▸ EXERCISE TASK:
How many lines in the entries below contain "this"? Answer with the number only.
##### RECORDS TO PROCESS
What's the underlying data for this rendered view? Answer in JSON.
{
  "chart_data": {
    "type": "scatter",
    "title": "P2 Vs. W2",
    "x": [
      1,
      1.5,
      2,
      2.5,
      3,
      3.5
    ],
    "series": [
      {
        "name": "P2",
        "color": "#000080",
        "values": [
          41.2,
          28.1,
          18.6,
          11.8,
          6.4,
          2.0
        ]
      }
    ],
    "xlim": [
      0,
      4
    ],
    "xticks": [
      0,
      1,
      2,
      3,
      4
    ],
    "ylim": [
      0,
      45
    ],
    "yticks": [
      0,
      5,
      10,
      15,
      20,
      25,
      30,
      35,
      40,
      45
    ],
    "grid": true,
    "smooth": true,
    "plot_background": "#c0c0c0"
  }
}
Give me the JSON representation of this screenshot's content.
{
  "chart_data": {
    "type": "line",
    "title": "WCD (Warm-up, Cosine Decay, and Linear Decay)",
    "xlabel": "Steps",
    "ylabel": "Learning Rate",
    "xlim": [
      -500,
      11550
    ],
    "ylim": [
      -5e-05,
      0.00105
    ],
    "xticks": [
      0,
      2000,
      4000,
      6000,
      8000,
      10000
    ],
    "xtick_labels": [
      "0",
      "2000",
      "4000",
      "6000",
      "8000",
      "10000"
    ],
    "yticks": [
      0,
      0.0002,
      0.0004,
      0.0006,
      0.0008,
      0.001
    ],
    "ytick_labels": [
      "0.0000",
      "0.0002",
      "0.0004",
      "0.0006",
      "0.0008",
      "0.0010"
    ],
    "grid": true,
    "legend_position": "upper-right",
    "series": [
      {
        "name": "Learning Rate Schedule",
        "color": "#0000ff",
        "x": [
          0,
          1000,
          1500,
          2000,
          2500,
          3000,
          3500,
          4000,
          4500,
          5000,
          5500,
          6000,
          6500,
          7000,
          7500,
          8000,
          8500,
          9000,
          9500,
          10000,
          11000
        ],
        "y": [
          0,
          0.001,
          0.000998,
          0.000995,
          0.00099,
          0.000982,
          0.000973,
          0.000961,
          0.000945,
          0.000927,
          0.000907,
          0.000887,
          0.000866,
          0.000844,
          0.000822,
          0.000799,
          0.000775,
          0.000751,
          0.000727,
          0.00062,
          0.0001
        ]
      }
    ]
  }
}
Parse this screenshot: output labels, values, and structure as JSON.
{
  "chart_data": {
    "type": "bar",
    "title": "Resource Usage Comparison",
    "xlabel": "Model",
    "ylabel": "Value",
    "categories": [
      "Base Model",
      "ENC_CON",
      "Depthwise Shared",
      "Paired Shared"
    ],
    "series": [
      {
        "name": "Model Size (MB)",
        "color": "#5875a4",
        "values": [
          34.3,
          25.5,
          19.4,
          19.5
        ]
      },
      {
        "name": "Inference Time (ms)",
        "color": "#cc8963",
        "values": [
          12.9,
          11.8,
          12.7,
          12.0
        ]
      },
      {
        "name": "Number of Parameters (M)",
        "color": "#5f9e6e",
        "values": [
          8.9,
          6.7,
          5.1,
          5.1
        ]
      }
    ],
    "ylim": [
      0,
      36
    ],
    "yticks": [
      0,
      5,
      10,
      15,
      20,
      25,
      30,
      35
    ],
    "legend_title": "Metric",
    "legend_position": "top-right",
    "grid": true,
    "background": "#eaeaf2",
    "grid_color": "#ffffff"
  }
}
##########
▸ ANSWER:
3